--- Supplied material ---

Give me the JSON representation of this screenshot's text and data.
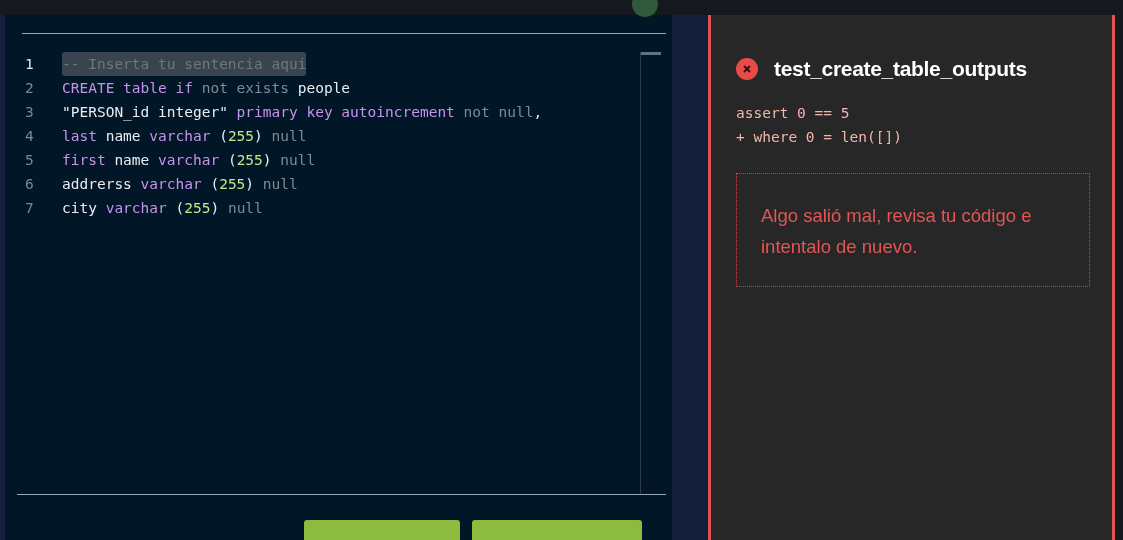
{
  "editor": {
    "lines": [
      {
        "number": "1",
        "selected": true,
        "tokens": [
          {
            "text": "-- Inserta tu sentencia aqui",
            "kind": "comment"
          }
        ]
      },
      {
        "number": "2",
        "selected": false,
        "tokens": [
          {
            "text": "CREATE table if",
            "kind": "keyword"
          },
          {
            "text": " not exists",
            "kind": "muted"
          },
          {
            "text": " people",
            "kind": "plain"
          }
        ]
      },
      {
        "number": "3",
        "selected": false,
        "tokens": [
          {
            "text": "\"PERSON_id integer\"",
            "kind": "plain"
          },
          {
            "text": " primary key autoincrement",
            "kind": "keyword"
          },
          {
            "text": " not null",
            "kind": "muted"
          },
          {
            "text": ",",
            "kind": "plain"
          }
        ]
      },
      {
        "number": "4",
        "selected": false,
        "tokens": [
          {
            "text": "last",
            "kind": "keyword"
          },
          {
            "text": " name",
            "kind": "plain"
          },
          {
            "text": " varchar",
            "kind": "keyword"
          },
          {
            "text": " (",
            "kind": "plain"
          },
          {
            "text": "255",
            "kind": "number"
          },
          {
            "text": ")",
            "kind": "plain"
          },
          {
            "text": " null",
            "kind": "muted"
          }
        ]
      },
      {
        "number": "5",
        "selected": false,
        "tokens": [
          {
            "text": "first",
            "kind": "keyword"
          },
          {
            "text": " name",
            "kind": "plain"
          },
          {
            "text": " varchar",
            "kind": "keyword"
          },
          {
            "text": " (",
            "kind": "plain"
          },
          {
            "text": "255",
            "kind": "number"
          },
          {
            "text": ")",
            "kind": "plain"
          },
          {
            "text": " null",
            "kind": "muted"
          }
        ]
      },
      {
        "number": "6",
        "selected": false,
        "tokens": [
          {
            "text": "addrerss",
            "kind": "plain"
          },
          {
            "text": " varchar",
            "kind": "keyword"
          },
          {
            "text": " (",
            "kind": "plain"
          },
          {
            "text": "255",
            "kind": "number"
          },
          {
            "text": ")",
            "kind": "plain"
          },
          {
            "text": " null",
            "kind": "muted"
          }
        ]
      },
      {
        "number": "7",
        "selected": false,
        "tokens": [
          {
            "text": "city",
            "kind": "plain"
          },
          {
            "text": " varchar",
            "kind": "keyword"
          },
          {
            "text": " (",
            "kind": "plain"
          },
          {
            "text": "255",
            "kind": "number"
          },
          {
            "text": ")",
            "kind": "plain"
          },
          {
            "text": " null",
            "kind": "muted"
          }
        ]
      }
    ]
  },
  "action_buttons": [
    {
      "kind": "button"
    },
    {
      "kind": "button"
    }
  ],
  "result": {
    "failed": true,
    "title": "test_create_table_outputs",
    "output": [
      "assert 0 == 5",
      "+ where 0 = len([])"
    ],
    "message": "Algo salió mal, revisa tu código e intentalo de nuevo."
  }
}
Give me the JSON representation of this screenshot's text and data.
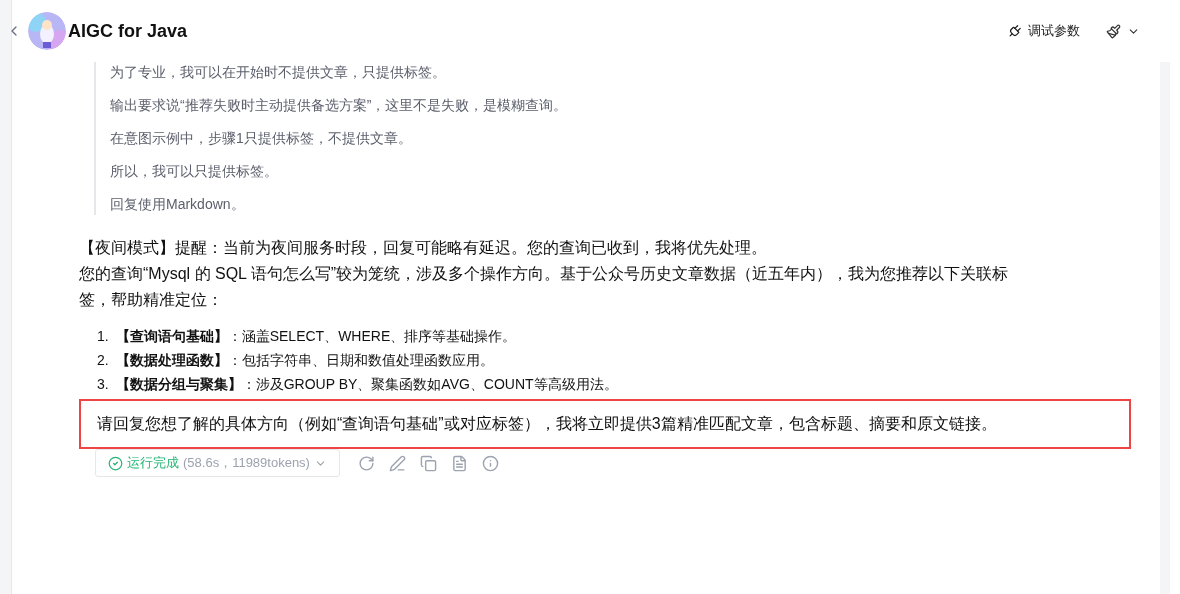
{
  "header": {
    "title": "AIGC for Java",
    "debug_button": "调试参数"
  },
  "thinking": [
    "为了专业，我可以在开始时不提供文章，只提供标签。",
    "输出要求说“推荐失败时主动提供备选方案”，这里不是失败，是模糊查询。",
    "在意图示例中，步骤1只提供标签，不提供文章。",
    "所以，我可以只提供标签。",
    "回复使用Markdown。"
  ],
  "answer": {
    "paragraphs": [
      "【夜间模式】提醒：当前为夜间服务时段，回复可能略有延迟。您的查询已收到，我将优先处理。",
      "您的查询“Mysql 的 SQL 语句怎么写”较为笼统，涉及多个操作方向。基于公众号历史文章数据（近五年内），我为您推荐以下关联标签，帮助精准定位："
    ],
    "list": [
      {
        "number": "1.",
        "text": "**【查询语句基础】**：涵盖SELECT、WHERE、排序等基础操作。"
      },
      {
        "number": "2.",
        "text": "**【数据处理函数】**：包括字符串、日期和数值处理函数应用。"
      },
      {
        "number": "3.",
        "text": "**【数据分组与聚集】**：涉及GROUP BY、聚集函数如AVG、COUNT等高级用法。"
      }
    ],
    "highlighted": "请回复您想了解的具体方向（例如“查询语句基础”或对应标签），我将立即提供3篇精准匹配文章，包含标题、摘要和原文链接。",
    "highlight_on": true
  },
  "status": {
    "label": "运行完成",
    "detail": "(58.6s，11989tokens)",
    "done": true
  }
}
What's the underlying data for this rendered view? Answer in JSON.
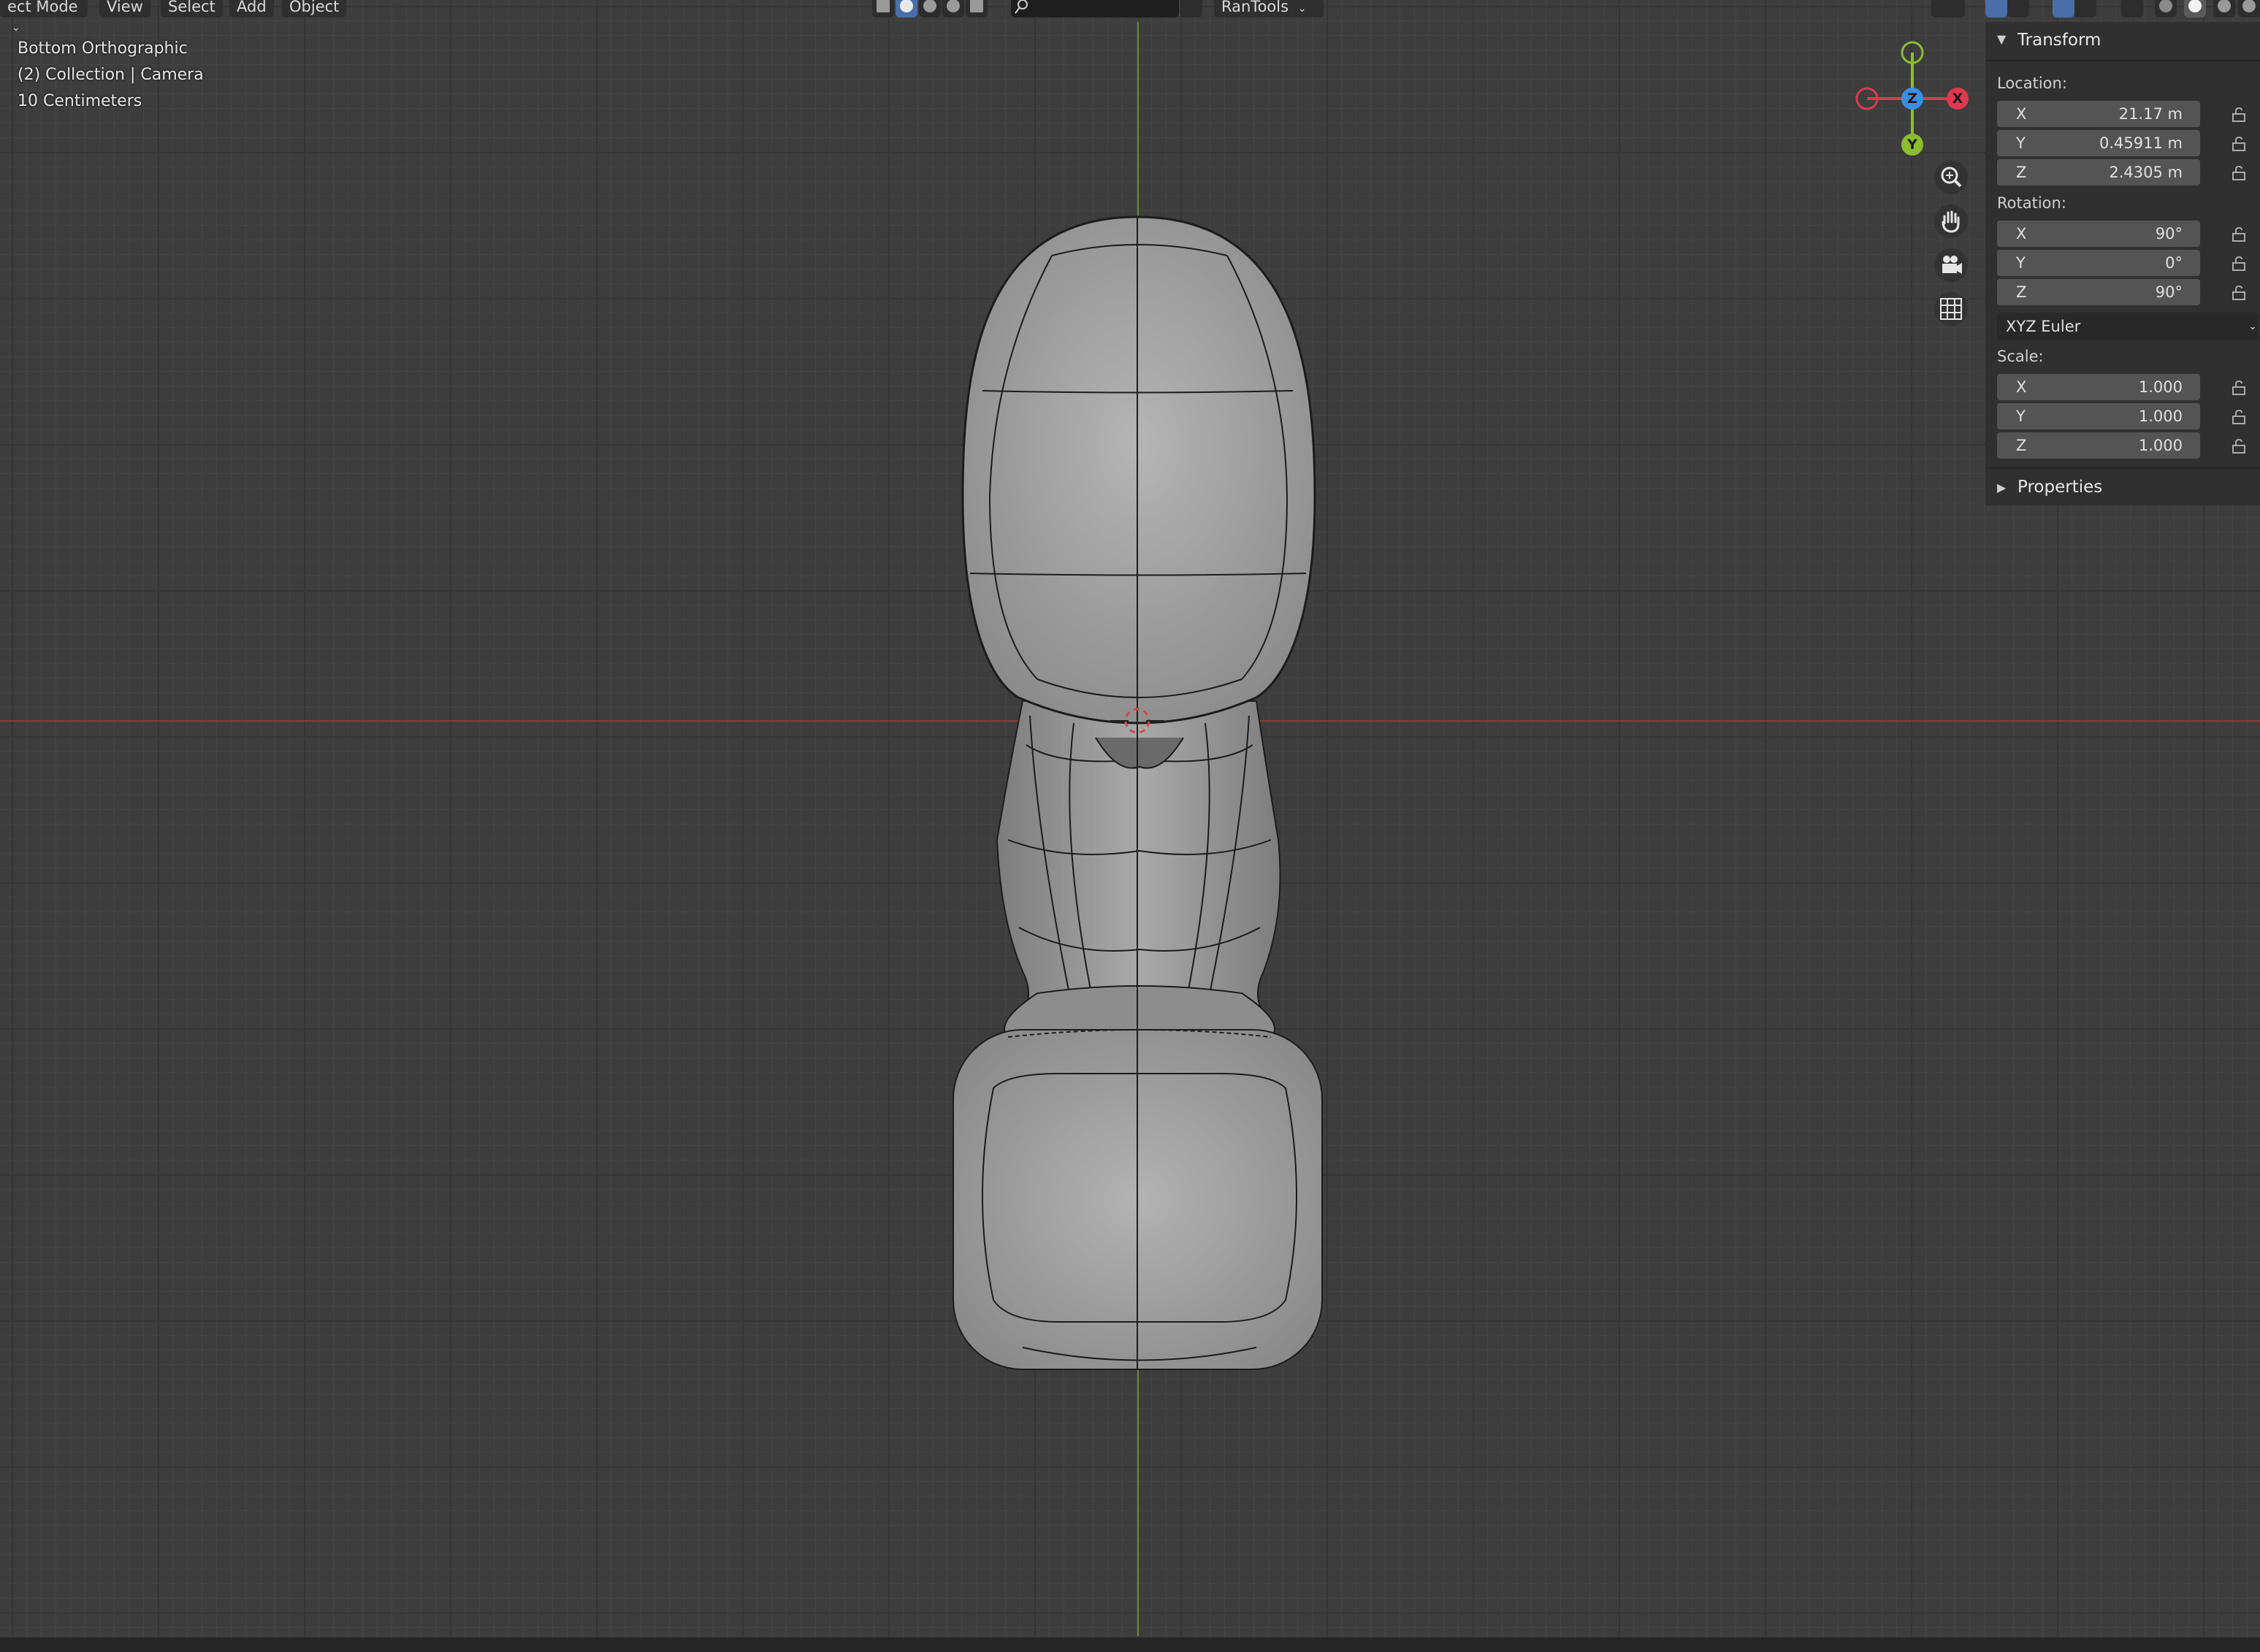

---

Without including any pictures, print each record exactly.

Give me the JSON representation of this screenshot's text and data.
{
  "editor": {
    "lines": [
      {
        "number": "1",
        "selected": true,
        "tokens": [
          {
            "text": "-- Inserta tu sentencia aqui",
            "kind": "comment"
          }
        ]
      },
      {
        "number": "2",
        "selected": false,
        "tokens": [
          {
            "text": "CREATE table if",
            "kind": "keyword"
          },
          {
            "text": " not exists",
            "kind": "muted"
          },
          {
            "text": " people",
            "kind": "plain"
          }
        ]
      },
      {
        "number": "3",
        "selected": false,
        "tokens": [
          {
            "text": "\"PERSON_id integer\"",
            "kind": "plain"
          },
          {
            "text": " primary key autoincrement",
            "kind": "keyword"
          },
          {
            "text": " not null",
            "kind": "muted"
          },
          {
            "text": ",",
            "kind": "plain"
          }
        ]
      },
      {
        "number": "4",
        "selected": false,
        "tokens": [
          {
            "text": "last",
            "kind": "keyword"
          },
          {
            "text": " name",
            "kind": "plain"
          },
          {
            "text": " varchar",
            "kind": "keyword"
          },
          {
            "text": " (",
            "kind": "plain"
          },
          {
            "text": "255",
            "kind": "number"
          },
          {
            "text": ")",
            "kind": "plain"
          },
          {
            "text": " null",
            "kind": "muted"
          }
        ]
      },
      {
        "number": "5",
        "selected": false,
        "tokens": [
          {
            "text": "first",
            "kind": "keyword"
          },
          {
            "text": " name",
            "kind": "plain"
          },
          {
            "text": " varchar",
            "kind": "keyword"
          },
          {
            "text": " (",
            "kind": "plain"
          },
          {
            "text": "255",
            "kind": "number"
          },
          {
            "text": ")",
            "kind": "plain"
          },
          {
            "text": " null",
            "kind": "muted"
          }
        ]
      },
      {
        "number": "6",
        "selected": false,
        "tokens": [
          {
            "text": "addrerss",
            "kind": "plain"
          },
          {
            "text": " varchar",
            "kind": "keyword"
          },
          {
            "text": " (",
            "kind": "plain"
          },
          {
            "text": "255",
            "kind": "number"
          },
          {
            "text": ")",
            "kind": "plain"
          },
          {
            "text": " null",
            "kind": "muted"
          }
        ]
      },
      {
        "number": "7",
        "selected": false,
        "tokens": [
          {
            "text": "city",
            "kind": "plain"
          },
          {
            "text": " varchar",
            "kind": "keyword"
          },
          {
            "text": " (",
            "kind": "plain"
          },
          {
            "text": "255",
            "kind": "number"
          },
          {
            "text": ")",
            "kind": "plain"
          },
          {
            "text": " null",
            "kind": "muted"
          }
        ]
      }
    ]
  },
  "action_buttons": [
    {
      "kind": "button"
    },
    {
      "kind": "button"
    }
  ],
  "result": {
    "failed": true,
    "title": "test_create_table_outputs",
    "output": [
      "assert 0 == 5",
      "+ where 0 = len([])"
    ],
    "message": "Algo salió mal, revisa tu código e intentalo de nuevo."
  }
}
Give me the JSON representation of this screenshot's text and data.
{
  "header": {
    "title": "AIGC for Java",
    "debug_button": "调试参数"
  },
  "thinking": [
    "为了专业，我可以在开始时不提供文章，只提供标签。",
    "输出要求说“推荐失败时主动提供备选方案”，这里不是失败，是模糊查询。",
    "在意图示例中，步骤1只提供标签，不提供文章。",
    "所以，我可以只提供标签。",
    "回复使用Markdown。"
  ],
  "answer": {
    "paragraphs": [
      "【夜间模式】提醒：当前为夜间服务时段，回复可能略有延迟。您的查询已收到，我将优先处理。",
      "您的查询“Mysql 的 SQL 语句怎么写”较为笼统，涉及多个操作方向。基于公众号历史文章数据（近五年内），我为您推荐以下关联标签，帮助精准定位："
    ],
    "list": [
      {
        "number": "1.",
        "text": "**【查询语句基础】**：涵盖SELECT、WHERE、排序等基础操作。"
      },
      {
        "number": "2.",
        "text": "**【数据处理函数】**：包括字符串、日期和数值处理函数应用。"
      },
      {
        "number": "3.",
        "text": "**【数据分组与聚集】**：涉及GROUP BY、聚集函数如AVG、COUNT等高级用法。"
      }
    ],
    "highlighted": "请回复您想了解的具体方向（例如“查询语句基础”或对应标签），我将立即提供3篇精准匹配文章，包含标题、摘要和原文链接。",
    "highlight_on": true
  },
  "status": {
    "label": "运行完成",
    "detail": "(58.6s，11989tokens)",
    "done": true
  }
}
What's the underlying data for this rendered view? Answer in JSON.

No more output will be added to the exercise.